Dataset rows:
........
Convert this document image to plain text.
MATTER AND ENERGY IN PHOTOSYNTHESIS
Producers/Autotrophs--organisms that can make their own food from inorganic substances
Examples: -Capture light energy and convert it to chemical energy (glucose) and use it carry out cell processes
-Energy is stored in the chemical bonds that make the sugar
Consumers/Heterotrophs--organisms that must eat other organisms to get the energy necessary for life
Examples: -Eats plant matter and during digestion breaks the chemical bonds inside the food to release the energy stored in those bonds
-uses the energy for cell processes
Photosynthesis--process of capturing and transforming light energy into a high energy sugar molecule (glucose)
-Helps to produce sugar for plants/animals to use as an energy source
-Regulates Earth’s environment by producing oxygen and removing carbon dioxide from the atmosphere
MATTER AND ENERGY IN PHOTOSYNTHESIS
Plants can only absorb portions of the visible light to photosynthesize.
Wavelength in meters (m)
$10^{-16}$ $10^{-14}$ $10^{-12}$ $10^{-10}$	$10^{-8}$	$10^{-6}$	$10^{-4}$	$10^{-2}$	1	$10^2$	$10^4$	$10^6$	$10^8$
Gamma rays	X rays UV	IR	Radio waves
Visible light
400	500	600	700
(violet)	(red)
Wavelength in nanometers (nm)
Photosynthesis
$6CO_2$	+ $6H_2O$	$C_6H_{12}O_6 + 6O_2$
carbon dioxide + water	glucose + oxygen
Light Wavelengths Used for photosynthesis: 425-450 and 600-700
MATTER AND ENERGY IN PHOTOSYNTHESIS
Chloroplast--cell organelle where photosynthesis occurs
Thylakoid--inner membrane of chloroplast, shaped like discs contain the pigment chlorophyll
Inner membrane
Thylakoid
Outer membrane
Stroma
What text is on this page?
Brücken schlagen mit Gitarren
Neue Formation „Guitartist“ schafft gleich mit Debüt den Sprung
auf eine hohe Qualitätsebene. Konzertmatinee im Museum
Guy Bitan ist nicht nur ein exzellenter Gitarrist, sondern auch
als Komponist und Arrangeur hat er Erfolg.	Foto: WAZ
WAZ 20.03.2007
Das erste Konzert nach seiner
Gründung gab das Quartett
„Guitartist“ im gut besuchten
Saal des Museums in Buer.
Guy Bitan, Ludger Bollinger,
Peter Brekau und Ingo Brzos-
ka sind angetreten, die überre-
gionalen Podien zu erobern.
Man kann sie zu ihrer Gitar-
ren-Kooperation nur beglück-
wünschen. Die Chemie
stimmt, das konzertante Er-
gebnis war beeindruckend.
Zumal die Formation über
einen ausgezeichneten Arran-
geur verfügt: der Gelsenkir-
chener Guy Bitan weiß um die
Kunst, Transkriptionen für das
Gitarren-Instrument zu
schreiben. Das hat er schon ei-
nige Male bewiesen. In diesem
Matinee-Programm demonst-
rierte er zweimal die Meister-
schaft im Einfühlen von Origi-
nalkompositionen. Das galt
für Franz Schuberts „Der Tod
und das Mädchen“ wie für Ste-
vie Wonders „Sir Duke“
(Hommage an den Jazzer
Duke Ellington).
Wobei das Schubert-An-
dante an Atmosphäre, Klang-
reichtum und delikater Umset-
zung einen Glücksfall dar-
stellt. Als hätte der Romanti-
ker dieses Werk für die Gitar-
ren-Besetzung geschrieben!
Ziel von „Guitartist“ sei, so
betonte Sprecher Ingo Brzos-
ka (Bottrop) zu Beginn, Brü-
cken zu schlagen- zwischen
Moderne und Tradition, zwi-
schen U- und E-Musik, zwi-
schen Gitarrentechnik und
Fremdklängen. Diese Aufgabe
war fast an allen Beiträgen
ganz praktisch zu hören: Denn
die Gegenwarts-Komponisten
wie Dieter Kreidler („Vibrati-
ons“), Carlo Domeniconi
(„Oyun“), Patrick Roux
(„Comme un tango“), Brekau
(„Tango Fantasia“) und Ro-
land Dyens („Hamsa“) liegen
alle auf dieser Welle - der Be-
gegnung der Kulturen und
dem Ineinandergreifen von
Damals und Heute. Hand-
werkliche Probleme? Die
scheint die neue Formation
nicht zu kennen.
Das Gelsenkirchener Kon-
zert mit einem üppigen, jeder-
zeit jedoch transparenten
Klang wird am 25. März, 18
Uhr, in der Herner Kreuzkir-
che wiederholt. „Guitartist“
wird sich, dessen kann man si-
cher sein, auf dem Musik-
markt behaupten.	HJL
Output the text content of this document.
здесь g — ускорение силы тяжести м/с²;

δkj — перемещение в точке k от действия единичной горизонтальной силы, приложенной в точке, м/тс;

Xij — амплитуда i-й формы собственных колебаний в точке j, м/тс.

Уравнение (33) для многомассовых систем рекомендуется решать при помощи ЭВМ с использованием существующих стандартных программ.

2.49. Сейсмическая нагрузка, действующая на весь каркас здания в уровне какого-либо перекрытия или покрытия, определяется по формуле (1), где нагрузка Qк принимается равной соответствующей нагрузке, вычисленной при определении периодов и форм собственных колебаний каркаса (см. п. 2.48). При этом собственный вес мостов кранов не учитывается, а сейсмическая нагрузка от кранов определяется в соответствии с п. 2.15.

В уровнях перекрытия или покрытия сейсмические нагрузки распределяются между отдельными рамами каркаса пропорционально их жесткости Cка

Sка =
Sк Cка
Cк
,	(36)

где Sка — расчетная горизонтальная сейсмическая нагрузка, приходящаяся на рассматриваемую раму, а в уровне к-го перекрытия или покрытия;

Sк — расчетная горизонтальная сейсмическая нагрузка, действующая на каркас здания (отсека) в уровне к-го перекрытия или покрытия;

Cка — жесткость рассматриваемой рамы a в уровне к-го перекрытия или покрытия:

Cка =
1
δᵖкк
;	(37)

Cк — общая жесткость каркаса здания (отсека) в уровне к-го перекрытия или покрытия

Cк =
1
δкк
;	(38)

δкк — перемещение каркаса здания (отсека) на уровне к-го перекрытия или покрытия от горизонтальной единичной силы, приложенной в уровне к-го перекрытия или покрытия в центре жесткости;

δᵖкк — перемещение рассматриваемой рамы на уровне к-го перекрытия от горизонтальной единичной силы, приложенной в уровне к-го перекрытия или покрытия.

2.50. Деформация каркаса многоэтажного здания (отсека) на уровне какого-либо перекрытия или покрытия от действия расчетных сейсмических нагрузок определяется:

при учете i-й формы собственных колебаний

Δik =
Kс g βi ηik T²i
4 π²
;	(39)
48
........
Exercise objective: Select all lines in the listing above where the word "Brekau" appears, and show them.

Solution for this problem:
Peter Brekau und Ingo Brzos-
(„Comme un tango“), Brekau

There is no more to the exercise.